### Required tasks
**a)** In the paper summary, which technical solutions are examined alongside institutional safeguards?
**b)** Return everything in the paper summary from "ML Security PapersUnlearning" down to "accountability governance structures.", copied exactly.

### Page excerpt
ML Security PapersUnlearning Imperative: Securing Trustworthy and Responsible LLMs through Engineered Forgetting
James Jin Kang , Dang Bui , Thanh Pham , Huo-Chong Ling
Published on arXiv
2511.09855
Membership Inference Attack
OWASP ML Top 10 — ML04
Model Inversion Attack
OWASP ML Top 10 — ML03
Sensitive Information Disclosure
OWASP LLM Top 10 — LLM06
Key Finding
Robust and verifiable LLM unlearning remains unresolved, with key open needs including efficient retraining-free methods, stronger defenses against adversarial recovery, and accountability governance structures.
The growing use of large language models in sensitive domains has exposed a critical weakness: the inability to ensure that private information can be permanently forgotten. Yet these systems still lack reliable mechanisms to guarantee that sensitive information can be permanently removed once it has been used. Retraining from the beginning is prohibitively costly, and existing unlearning methods remain fragmented, difficult to verify, and often vulnerable to recovery. This paper surveys recent research on machine unlearning for LLMs and considers how far current approaches can address these challenges. We review methods for evaluating whether forgetting has occurred, the resilience of unlearned models against adversarial attacks, and mechanisms that can support user trust when model complexity or proprietary limits restrict transparency. Technical solutions such as differential privacy, homomorphic encryption, federated learning, and ephemeral memory are examined alongside institutional safeguards including auditing practices and regulatory frameworks. The review finds steady progress, but robust and verifiable unlearning is still unresolved. Efficient techniques that avoid costly retraining, stronger defenses against adversarial recovery, and governance structures that reinforce accountability are needed if LLMs are to be deployed safely in sensitive applications. By integrating technical and organizational perspectives, this study outlines a pathway toward AI systems that can be required to forget, while maintaining both privacy and public trust.

### Provided records
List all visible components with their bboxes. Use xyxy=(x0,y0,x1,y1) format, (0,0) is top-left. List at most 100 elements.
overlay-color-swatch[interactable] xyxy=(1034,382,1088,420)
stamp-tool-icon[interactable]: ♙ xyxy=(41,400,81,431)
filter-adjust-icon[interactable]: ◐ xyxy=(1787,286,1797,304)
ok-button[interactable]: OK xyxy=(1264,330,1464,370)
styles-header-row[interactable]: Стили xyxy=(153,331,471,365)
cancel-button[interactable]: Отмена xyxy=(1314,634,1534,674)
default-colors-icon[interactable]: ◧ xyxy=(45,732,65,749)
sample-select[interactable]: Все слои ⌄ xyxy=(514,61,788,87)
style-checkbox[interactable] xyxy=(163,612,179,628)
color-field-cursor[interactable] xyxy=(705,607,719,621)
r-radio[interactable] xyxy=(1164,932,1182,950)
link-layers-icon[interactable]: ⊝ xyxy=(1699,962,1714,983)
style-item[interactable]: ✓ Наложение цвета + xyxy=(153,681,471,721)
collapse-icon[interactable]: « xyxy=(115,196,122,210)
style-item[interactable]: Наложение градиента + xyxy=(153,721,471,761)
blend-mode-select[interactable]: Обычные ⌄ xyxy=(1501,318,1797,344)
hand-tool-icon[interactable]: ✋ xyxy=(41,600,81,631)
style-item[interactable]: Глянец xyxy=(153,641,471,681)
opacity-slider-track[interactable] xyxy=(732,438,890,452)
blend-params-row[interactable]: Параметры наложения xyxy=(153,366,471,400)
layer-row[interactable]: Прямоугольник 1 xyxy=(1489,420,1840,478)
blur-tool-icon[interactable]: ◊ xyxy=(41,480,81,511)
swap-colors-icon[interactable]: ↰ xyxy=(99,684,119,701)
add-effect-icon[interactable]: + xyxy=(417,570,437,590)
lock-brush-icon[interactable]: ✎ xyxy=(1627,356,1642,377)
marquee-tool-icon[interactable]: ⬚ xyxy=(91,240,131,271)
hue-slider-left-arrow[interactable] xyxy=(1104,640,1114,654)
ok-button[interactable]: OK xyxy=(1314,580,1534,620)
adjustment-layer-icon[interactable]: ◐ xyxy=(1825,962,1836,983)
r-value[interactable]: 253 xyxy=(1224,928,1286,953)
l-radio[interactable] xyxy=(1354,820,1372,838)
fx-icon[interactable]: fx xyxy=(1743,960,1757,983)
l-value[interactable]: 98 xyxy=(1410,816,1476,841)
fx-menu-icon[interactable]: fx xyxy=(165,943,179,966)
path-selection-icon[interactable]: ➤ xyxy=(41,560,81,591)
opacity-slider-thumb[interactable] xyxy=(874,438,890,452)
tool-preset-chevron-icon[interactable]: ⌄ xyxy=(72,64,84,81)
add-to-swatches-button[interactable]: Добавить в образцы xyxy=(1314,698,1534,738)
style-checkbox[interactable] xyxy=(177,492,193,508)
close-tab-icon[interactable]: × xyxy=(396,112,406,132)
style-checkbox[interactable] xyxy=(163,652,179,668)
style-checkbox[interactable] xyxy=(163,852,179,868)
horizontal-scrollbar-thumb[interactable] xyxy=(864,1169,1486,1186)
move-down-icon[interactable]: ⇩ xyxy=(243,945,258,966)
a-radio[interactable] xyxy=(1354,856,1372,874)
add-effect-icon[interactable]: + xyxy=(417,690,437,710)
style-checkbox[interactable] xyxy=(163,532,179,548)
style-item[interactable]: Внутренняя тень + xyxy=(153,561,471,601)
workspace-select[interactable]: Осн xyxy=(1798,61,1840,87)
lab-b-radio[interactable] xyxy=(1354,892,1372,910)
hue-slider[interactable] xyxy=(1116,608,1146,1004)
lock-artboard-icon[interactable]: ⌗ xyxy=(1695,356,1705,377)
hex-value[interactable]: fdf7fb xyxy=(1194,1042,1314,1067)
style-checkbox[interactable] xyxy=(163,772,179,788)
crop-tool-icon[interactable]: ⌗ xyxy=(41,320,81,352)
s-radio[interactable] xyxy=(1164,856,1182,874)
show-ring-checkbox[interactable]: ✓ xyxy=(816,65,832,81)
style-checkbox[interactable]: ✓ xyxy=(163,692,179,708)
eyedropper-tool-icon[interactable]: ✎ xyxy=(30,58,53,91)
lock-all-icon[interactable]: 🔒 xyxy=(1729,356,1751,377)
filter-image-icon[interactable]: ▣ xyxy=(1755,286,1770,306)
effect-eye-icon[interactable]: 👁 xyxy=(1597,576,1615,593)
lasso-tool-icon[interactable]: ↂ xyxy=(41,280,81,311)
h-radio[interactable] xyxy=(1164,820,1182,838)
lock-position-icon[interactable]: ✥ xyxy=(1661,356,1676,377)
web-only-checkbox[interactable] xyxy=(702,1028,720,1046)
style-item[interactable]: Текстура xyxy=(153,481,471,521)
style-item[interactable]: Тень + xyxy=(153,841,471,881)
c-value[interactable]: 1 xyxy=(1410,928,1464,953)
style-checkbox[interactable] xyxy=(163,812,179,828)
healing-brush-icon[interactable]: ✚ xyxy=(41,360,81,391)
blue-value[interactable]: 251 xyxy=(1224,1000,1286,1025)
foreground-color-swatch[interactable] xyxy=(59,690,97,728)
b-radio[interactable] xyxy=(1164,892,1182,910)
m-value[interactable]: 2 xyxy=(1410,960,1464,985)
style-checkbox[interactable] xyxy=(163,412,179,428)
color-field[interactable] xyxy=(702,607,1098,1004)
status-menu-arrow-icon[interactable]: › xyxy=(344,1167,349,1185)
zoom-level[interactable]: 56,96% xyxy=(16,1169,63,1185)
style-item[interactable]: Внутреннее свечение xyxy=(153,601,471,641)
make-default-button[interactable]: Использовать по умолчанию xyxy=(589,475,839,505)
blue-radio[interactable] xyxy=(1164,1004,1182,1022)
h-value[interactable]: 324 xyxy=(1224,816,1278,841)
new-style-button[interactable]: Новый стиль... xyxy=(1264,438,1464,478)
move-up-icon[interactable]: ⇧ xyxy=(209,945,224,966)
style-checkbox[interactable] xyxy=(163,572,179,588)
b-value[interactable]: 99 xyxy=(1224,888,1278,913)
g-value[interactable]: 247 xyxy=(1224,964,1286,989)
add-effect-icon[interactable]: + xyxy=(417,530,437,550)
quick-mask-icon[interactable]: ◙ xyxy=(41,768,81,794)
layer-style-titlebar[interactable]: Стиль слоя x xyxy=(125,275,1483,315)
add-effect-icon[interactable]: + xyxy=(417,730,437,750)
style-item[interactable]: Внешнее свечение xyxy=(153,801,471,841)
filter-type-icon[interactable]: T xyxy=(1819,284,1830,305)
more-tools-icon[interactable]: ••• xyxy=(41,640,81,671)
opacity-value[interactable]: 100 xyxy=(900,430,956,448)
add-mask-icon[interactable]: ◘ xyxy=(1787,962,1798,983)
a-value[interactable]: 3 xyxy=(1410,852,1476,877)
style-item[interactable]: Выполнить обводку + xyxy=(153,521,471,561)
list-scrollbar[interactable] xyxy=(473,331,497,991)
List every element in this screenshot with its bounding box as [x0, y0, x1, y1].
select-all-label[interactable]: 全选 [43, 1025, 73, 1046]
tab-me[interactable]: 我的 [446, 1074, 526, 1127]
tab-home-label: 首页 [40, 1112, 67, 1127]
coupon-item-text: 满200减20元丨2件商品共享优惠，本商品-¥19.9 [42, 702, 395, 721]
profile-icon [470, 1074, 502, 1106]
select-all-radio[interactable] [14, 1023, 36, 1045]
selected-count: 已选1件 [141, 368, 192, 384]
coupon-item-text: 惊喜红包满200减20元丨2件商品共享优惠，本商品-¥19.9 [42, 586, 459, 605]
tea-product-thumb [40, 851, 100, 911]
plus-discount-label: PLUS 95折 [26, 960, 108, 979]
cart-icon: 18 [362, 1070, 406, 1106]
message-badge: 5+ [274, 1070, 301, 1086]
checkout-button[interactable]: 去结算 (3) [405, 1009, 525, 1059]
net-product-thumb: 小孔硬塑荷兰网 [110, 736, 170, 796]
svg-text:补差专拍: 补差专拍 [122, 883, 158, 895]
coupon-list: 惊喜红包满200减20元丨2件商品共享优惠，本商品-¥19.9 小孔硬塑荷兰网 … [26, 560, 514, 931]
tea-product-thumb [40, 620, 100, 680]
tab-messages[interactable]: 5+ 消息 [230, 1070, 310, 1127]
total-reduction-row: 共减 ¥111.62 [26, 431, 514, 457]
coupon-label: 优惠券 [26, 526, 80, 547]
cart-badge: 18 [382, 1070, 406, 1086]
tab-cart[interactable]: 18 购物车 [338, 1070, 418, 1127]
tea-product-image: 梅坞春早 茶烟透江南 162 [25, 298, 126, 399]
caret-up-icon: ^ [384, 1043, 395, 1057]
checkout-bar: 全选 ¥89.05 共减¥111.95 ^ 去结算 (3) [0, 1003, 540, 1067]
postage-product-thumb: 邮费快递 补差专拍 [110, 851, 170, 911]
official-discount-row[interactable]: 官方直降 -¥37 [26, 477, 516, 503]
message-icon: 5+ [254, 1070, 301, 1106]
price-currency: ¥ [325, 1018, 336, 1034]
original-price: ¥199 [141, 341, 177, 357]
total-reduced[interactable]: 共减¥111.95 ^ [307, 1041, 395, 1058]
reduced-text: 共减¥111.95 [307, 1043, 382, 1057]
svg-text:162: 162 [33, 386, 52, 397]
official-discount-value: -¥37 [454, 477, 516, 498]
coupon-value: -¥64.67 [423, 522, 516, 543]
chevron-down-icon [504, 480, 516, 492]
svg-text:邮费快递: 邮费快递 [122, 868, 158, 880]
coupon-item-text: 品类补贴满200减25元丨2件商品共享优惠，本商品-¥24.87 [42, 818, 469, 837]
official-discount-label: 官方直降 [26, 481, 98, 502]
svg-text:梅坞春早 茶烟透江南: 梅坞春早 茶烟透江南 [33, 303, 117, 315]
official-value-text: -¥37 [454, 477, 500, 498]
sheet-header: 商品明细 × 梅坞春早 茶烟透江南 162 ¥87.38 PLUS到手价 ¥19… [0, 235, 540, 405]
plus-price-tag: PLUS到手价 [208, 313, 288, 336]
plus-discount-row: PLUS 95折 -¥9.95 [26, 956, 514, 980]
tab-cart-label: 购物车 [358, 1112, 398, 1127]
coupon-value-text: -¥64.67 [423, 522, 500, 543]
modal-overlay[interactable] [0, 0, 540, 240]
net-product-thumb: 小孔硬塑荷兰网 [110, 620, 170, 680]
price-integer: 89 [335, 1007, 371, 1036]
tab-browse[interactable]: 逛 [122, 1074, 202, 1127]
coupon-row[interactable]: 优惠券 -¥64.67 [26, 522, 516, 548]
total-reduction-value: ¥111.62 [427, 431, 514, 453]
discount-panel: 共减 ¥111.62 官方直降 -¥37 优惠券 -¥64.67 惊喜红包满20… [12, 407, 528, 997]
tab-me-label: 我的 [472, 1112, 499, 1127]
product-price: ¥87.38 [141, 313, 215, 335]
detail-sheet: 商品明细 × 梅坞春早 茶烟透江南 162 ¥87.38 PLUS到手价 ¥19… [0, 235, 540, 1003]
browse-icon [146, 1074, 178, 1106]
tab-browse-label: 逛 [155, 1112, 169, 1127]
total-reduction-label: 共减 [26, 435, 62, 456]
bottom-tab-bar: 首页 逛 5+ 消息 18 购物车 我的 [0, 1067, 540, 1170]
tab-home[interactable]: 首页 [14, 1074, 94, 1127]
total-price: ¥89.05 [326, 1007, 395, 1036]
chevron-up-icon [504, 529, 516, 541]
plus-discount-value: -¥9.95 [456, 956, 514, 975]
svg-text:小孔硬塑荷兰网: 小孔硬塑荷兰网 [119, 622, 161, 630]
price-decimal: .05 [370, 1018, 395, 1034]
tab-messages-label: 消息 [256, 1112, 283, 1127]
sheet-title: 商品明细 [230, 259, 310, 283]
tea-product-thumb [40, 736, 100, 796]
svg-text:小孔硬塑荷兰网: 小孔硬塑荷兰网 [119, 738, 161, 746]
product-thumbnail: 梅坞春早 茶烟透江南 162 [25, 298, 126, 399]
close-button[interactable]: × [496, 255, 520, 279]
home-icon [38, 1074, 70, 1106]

### Task-by-task results
**a)** Differential privacy, homomorphic encryption, federated learning, and ephemeral memory.

**b)**
ML Security PapersUnlearning Imperative: Securing Trustworthy and Responsible LLMs through Engineered Forgetting
James Jin Kang , Dang Bui , Thanh Pham , Huo-Chong Ling
Published on arXiv
2511.09855
Membership Inference Attack
OWASP ML Top 10 — ML04
Model Inversion Attack
OWASP ML Top 10 — ML03
Sensitive Information Disclosure
OWASP LLM Top 10 — LLM06
Key Finding
Robust and verifiable LLM unlearning remains unresolved, with key open needs including efficient retraining-free methods, stronger defenses against adversarial recovery, and accountability governance structures.